| Given problem |
Search the records for the word "Individuals" and pick out every line that has it.

★ ★ ★ ★

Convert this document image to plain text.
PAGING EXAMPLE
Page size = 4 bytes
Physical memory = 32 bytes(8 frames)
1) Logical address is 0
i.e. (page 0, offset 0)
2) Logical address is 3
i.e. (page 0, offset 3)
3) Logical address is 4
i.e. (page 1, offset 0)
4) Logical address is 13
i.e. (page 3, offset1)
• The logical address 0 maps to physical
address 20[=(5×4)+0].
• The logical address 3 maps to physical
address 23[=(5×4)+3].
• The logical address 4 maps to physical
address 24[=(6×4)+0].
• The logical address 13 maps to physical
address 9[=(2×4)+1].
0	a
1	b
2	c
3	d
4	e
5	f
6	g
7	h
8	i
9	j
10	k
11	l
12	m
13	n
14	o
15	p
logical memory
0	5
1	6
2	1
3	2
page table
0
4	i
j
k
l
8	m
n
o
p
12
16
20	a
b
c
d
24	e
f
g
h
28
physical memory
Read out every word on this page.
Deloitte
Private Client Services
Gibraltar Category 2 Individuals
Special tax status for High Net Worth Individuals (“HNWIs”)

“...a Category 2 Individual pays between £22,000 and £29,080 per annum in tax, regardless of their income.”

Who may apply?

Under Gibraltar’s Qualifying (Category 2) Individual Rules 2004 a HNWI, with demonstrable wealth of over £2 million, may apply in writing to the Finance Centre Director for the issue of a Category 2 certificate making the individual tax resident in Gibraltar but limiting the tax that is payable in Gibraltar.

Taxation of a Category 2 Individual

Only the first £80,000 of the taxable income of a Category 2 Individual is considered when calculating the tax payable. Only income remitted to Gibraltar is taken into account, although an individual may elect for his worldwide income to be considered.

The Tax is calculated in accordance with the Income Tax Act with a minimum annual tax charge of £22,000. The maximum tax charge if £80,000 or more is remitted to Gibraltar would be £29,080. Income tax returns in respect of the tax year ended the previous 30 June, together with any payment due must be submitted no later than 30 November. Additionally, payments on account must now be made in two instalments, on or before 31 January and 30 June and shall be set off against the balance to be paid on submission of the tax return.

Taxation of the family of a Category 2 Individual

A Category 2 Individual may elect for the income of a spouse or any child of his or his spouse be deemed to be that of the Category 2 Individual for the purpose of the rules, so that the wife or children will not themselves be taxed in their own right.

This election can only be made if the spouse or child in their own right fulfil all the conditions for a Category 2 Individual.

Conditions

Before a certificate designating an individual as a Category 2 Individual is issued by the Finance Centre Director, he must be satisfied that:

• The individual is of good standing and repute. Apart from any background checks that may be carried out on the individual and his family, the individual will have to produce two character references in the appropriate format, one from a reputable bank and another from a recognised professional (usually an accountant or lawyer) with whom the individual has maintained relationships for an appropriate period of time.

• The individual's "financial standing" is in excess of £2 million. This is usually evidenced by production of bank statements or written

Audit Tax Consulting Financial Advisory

★ ★ ★ ★

| Expected output |
Gibraltar Category 2 Individuals
Special tax status for High Net Worth Individuals (“HNWIs”)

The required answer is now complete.